STATED EXERCISE: Write out the data below in full. Keep it exact.

INPUT RECORDS:

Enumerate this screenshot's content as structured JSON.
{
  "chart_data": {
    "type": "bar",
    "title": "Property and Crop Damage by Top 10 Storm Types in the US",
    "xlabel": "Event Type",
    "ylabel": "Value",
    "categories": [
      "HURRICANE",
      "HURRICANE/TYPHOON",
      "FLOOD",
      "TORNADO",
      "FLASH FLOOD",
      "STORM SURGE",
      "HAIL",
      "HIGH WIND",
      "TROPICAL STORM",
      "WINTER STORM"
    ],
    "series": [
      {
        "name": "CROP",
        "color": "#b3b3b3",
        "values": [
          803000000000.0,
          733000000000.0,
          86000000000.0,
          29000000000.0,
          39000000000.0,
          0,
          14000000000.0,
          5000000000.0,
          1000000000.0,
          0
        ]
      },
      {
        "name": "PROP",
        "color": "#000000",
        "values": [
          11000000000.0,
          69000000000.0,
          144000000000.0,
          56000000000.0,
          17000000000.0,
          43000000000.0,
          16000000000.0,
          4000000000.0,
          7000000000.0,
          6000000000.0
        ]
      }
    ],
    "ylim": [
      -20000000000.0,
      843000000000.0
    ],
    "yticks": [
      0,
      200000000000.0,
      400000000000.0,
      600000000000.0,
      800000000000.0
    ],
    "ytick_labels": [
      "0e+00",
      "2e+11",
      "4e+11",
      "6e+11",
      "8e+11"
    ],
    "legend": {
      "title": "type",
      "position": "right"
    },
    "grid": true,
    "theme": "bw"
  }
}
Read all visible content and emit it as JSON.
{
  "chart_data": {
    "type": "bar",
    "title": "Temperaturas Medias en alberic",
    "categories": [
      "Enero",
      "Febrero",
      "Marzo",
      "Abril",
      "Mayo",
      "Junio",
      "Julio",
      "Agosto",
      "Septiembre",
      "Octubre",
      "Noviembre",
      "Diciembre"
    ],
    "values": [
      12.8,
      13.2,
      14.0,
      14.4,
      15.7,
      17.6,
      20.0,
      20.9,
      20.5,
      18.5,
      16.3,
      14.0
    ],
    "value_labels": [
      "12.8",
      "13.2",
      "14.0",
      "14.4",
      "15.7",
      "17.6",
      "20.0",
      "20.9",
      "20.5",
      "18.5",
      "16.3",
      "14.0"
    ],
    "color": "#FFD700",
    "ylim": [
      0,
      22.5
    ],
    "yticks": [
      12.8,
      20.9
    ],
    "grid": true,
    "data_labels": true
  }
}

RESPONSE:
Enumerate this screenshot's content as structured JSON.
{
  "chart_data": {
    "type": "bar",
    "title": "Property and Crop Damage by Top 10 Storm Types in the US",
    "xlabel": "Event Type",
    "ylabel": "Value",
    "categories": [
      "HURRICANE",
      "HURRICANE/TYPHOON",
      "FLOOD",
      "TORNADO",
      "FLASH FLOOD",
      "STORM SURGE",
      "HAIL",
      "HIGH WIND",
      "TROPICAL STORM",
      "WINTER STORM"
    ],
    "series": [
      {
        "name": "CROP",
        "color": "#b3b3b3",
        "values": [
          803000000000.0,
          733000000000.0,
          86000000000.0,
          29000000000.0,
          39000000000.0,
          0,
          14000000000.0,
          5000000000.0,
          1000000000.0,
          0
        ]
      },
      {
        "name": "PROP",
        "color": "#000000",
        "values": [
          11000000000.0,
          69000000000.0,
          144000000000.0,
          56000000000.0,
          17000000000.0,
          43000000000.0,
          16000000000.0,
          4000000000.0,
          7000000000.0,
          6000000000.0
        ]
      }
    ],
    "ylim": [
      -20000000000.0,
      843000000000.0
    ],
    "yticks": [
      0,
      200000000000.0,
      400000000000.0,
      600000000000.0,
      800000000000.0
    ],
    "ytick_labels": [
      "0e+00",
      "2e+11",
      "4e+11",
      "6e+11",
      "8e+11"
    ],
    "legend": {
      "title": "type",
      "position": "right"
    },
    "grid": true,
    "theme": "bw"
  }
}
Read all visible content and emit it as JSON.
{
  "chart_data": {
    "type": "bar",
    "title": "Temperaturas Medias en alberic",
    "categories": [
      "Enero",
      "Febrero",
      "Marzo",
      "Abril",
      "Mayo",
      "Junio",
      "Julio",
      "Agosto",
      "Septiembre",
      "Octubre",
      "Noviembre",
      "Diciembre"
    ],
    "values": [
      12.8,
      13.2,
      14.0,
      14.4,
      15.7,
      17.6,
      20.0,
      20.9,
      20.5,
      18.5,
      16.3,
      14.0
    ],
    "value_labels": [
      "12.8",
      "13.2",
      "14.0",
      "14.4",
      "15.7",
      "17.6",
      "20.0",
      "20.9",
      "20.5",
      "18.5",
      "16.3",
      "14.0"
    ],
    "color": "#FFD700",
    "ylim": [
      0,
      22.5
    ],
    "yticks": [
      12.8,
      20.9
    ],
    "grid": true,
    "data_labels": true
  }
}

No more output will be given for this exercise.